[Start of PROVIDED RECORDS]
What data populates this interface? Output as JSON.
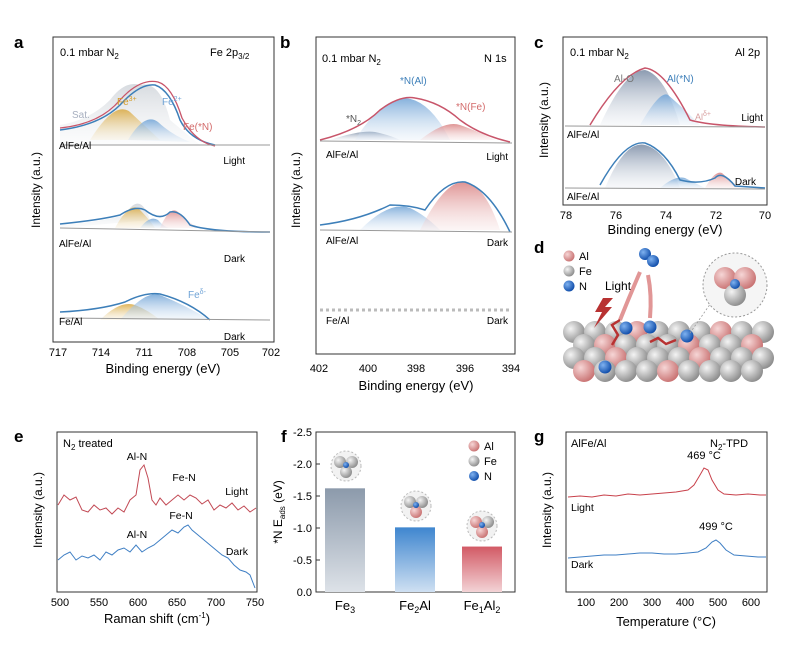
{
  "panels": {
    "a": {
      "letter": "a",
      "condition": "0.1 mbar N",
      "condition_sub": "2",
      "region": "Fe 2p",
      "region_sub": "3/2",
      "ylabel": "Intensity (a.u.)",
      "xlabel": "Binding energy (eV)",
      "ticks": [
        "717",
        "714",
        "711",
        "708",
        "705",
        "702"
      ],
      "peak_labels": {
        "sat": "Sat.",
        "fe3": "Fe",
        "fe3_sup": "3+",
        "fe2": "Fe",
        "fe2_sup": "2+",
        "fen": "Fe(*N)",
        "fed": "Fe",
        "fed_sup": "δ-"
      },
      "traces": [
        {
          "sample": "AlFe/Al",
          "state": "Light"
        },
        {
          "sample": "AlFe/Al",
          "state": "Dark"
        },
        {
          "sample": "Fe/Al",
          "state": "Dark"
        }
      ]
    },
    "b": {
      "letter": "b",
      "condition": "0.1 mbar N",
      "condition_sub": "2",
      "region": "N 1s",
      "ylabel": "Intensity (a.u.)",
      "xlabel": "Binding energy (eV)",
      "ticks": [
        "402",
        "400",
        "398",
        "396",
        "394"
      ],
      "peak_labels": {
        "n2": "*N",
        "n2_sub": "2",
        "nal": "*N(Al)",
        "nfe": "*N(Fe)"
      },
      "traces": [
        {
          "sample": "AlFe/Al",
          "state": "Light"
        },
        {
          "sample": "AlFe/Al",
          "state": "Dark"
        },
        {
          "sample": "Fe/Al",
          "state": "Dark"
        }
      ]
    },
    "c": {
      "letter": "c",
      "condition": "0.1 mbar N",
      "condition_sub": "2",
      "region": "Al 2p",
      "ylabel": "Intensity (a.u.)",
      "xlabel": "Binding energy (eV)",
      "ticks": [
        "78",
        "76",
        "74",
        "72",
        "70"
      ],
      "peak_labels": {
        "alo": "Al-O",
        "aln": "Al(*N)",
        "ald": "Al",
        "ald_sup": "δ+"
      },
      "traces": [
        {
          "sample": "AlFe/Al",
          "state": "Light"
        },
        {
          "sample": "AlFe/Al",
          "state": "Dark"
        }
      ]
    },
    "d": {
      "letter": "d",
      "legend": [
        {
          "label": "Al",
          "color": "#d98a8a"
        },
        {
          "label": "Fe",
          "color": "#b5b5b5"
        },
        {
          "label": "N",
          "color": "#1f5fc0"
        }
      ],
      "light_label": "Light"
    },
    "e": {
      "letter": "e",
      "treatment": "N",
      "treatment_sub": "2",
      "treatment_suffix": " treated",
      "ylabel": "Intensity (a.u.)",
      "xlabel": "Raman shift (cm",
      "xlabel_sup": "-1",
      "xlabel_end": ")",
      "ticks": [
        "500",
        "550",
        "600",
        "650",
        "700",
        "750"
      ],
      "light": {
        "state": "Light",
        "peaks": [
          "Al-N",
          "Fe-N"
        ]
      },
      "dark": {
        "state": "Dark",
        "peaks": [
          "Al-N",
          "Fe-N"
        ]
      }
    },
    "f": {
      "letter": "f"
    },
    "g": {
      "letter": "g",
      "sample": "AlFe/Al",
      "method": "N",
      "method_sub": "2",
      "method_suffix": "-TPD",
      "ylabel": "Intensity (a.u.)",
      "xlabel": "Temperature (°C)",
      "ticks": [
        "100",
        "200",
        "300",
        "400",
        "500",
        "600"
      ],
      "light": {
        "state": "Light",
        "peak": "469 °C"
      },
      "dark": {
        "state": "Dark",
        "peak": "499 °C"
      }
    }
  },
  "chart_data": [
    {
      "panel": "f",
      "type": "bar",
      "ylabel": "*N E",
      "ylabel_sub": "ads",
      "ylabel_unit": " (eV)",
      "categories": [
        "Fe3",
        "Fe2Al",
        "Fe1Al2"
      ],
      "category_labels": [
        {
          "main": "Fe",
          "sub": "3"
        },
        {
          "main": "Fe",
          "sub": "2",
          "tail": "Al"
        },
        {
          "main": "Fe",
          "sub": "1",
          "tail": "Al",
          "tail_sub": "2"
        }
      ],
      "values": [
        -1.62,
        -1.01,
        -0.71
      ],
      "colors": [
        "#a9b4c2",
        "#5b9bd5",
        "#d9737b"
      ],
      "ylim": [
        0,
        -2.5
      ],
      "yticks": [
        "0.0",
        "-0.5",
        "-1.0",
        "-1.5",
        "-2.0",
        "-2.5"
      ],
      "legend": [
        "Al",
        "Fe",
        "N"
      ]
    },
    {
      "panel": "g",
      "type": "line",
      "xlabel": "Temperature (°C)",
      "xlim": [
        50,
        650
      ],
      "series": [
        {
          "name": "Light",
          "color": "#c8414b",
          "peak_x": 469
        },
        {
          "name": "Dark",
          "color": "#3f7fc4",
          "peak_x": 499
        }
      ]
    }
  ]
}
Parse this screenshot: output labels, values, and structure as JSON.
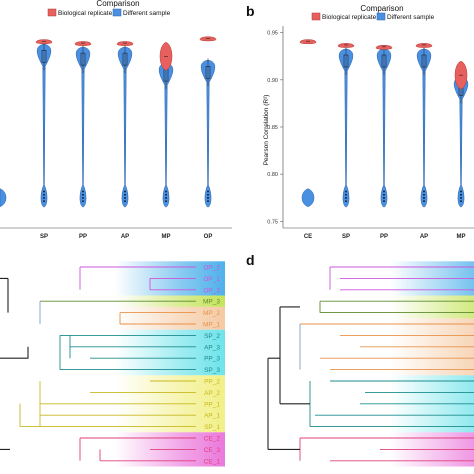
{
  "panels": {
    "a": {
      "letter": ""
    },
    "b": {
      "letter": "b"
    },
    "c": {
      "letter": ""
    },
    "d": {
      "letter": "d"
    }
  },
  "legend": {
    "title": "Comparison",
    "items": [
      {
        "label": "Biological replicate",
        "color": "#e8605d"
      },
      {
        "label": "Different sample",
        "color": "#4a90e2"
      }
    ]
  },
  "chart_data": [
    {
      "type": "violin",
      "panel": "a",
      "categories": [
        "SP",
        "PP",
        "AP",
        "MP",
        "OP"
      ],
      "ylim": [
        0.745,
        0.955
      ],
      "series": [
        {
          "name": "Biological replicate",
          "color": "#e8605d",
          "values": [
            0.941,
            0.939,
            0.939,
            0.925,
            0.944
          ]
        },
        {
          "name": "Different sample",
          "color": "#4a90e2",
          "values": [
            0.925,
            0.922,
            0.922,
            0.905,
            0.908
          ]
        }
      ],
      "partial_left_category_value": 0.775
    },
    {
      "type": "violin",
      "panel": "b",
      "categories": [
        "CE",
        "SP",
        "PP",
        "AP",
        "MP"
      ],
      "ylabel": "Pearson Correlation (R²)",
      "yticks": [
        0.75,
        0.8,
        0.85,
        0.9,
        0.95
      ],
      "ytick_labels": [
        "0.75",
        "0.80",
        "0.85",
        "0.90",
        "0.95"
      ],
      "ylim": [
        0.745,
        0.955
      ],
      "series": [
        {
          "name": "Biological replicate",
          "color": "#e8605d",
          "values": [
            0.941,
            0.937,
            0.935,
            0.937,
            0.905
          ]
        },
        {
          "name": "Different sample",
          "color": "#4a90e2",
          "values": [
            0.775,
            0.92,
            0.92,
            0.92,
            0.89
          ]
        }
      ]
    },
    {
      "type": "dendrogram",
      "panel": "c",
      "leaves": [
        {
          "label": "OP_2",
          "color": "#cc55dd"
        },
        {
          "label": "OP_1",
          "color": "#cc55dd"
        },
        {
          "label": "OP_3",
          "color": "#cc55dd"
        },
        {
          "label": "MP_3",
          "color": "#5c8a2e"
        },
        {
          "label": "MP_2",
          "color": "#e8924a"
        },
        {
          "label": "MP_1",
          "color": "#e8924a"
        },
        {
          "label": "SP_2",
          "color": "#1c8c8c"
        },
        {
          "label": "AP_3",
          "color": "#1c8c8c"
        },
        {
          "label": "PP_3",
          "color": "#1c8c8c"
        },
        {
          "label": "SP_3",
          "color": "#1c8c8c"
        },
        {
          "label": "PP_2",
          "color": "#c8b820"
        },
        {
          "label": "AP_2",
          "color": "#c8b820"
        },
        {
          "label": "PP_1",
          "color": "#c8b820"
        },
        {
          "label": "AP_1",
          "color": "#c8b820"
        },
        {
          "label": "SP_1",
          "color": "#c8b820"
        },
        {
          "label": "CE_2",
          "color": "#e0407a"
        },
        {
          "label": "CE_3",
          "color": "#e0407a"
        },
        {
          "label": "CE_1",
          "color": "#e0407a"
        }
      ]
    },
    {
      "type": "dendrogram",
      "panel": "d",
      "leaves": []
    }
  ]
}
[End of PROVIDED RECORDS]
● **TASK INSTRUCTIONS**:
In the data above, how many lines contain the string "letter"? Answer with the number only.

● **EXERCISE SOLUTION**:
11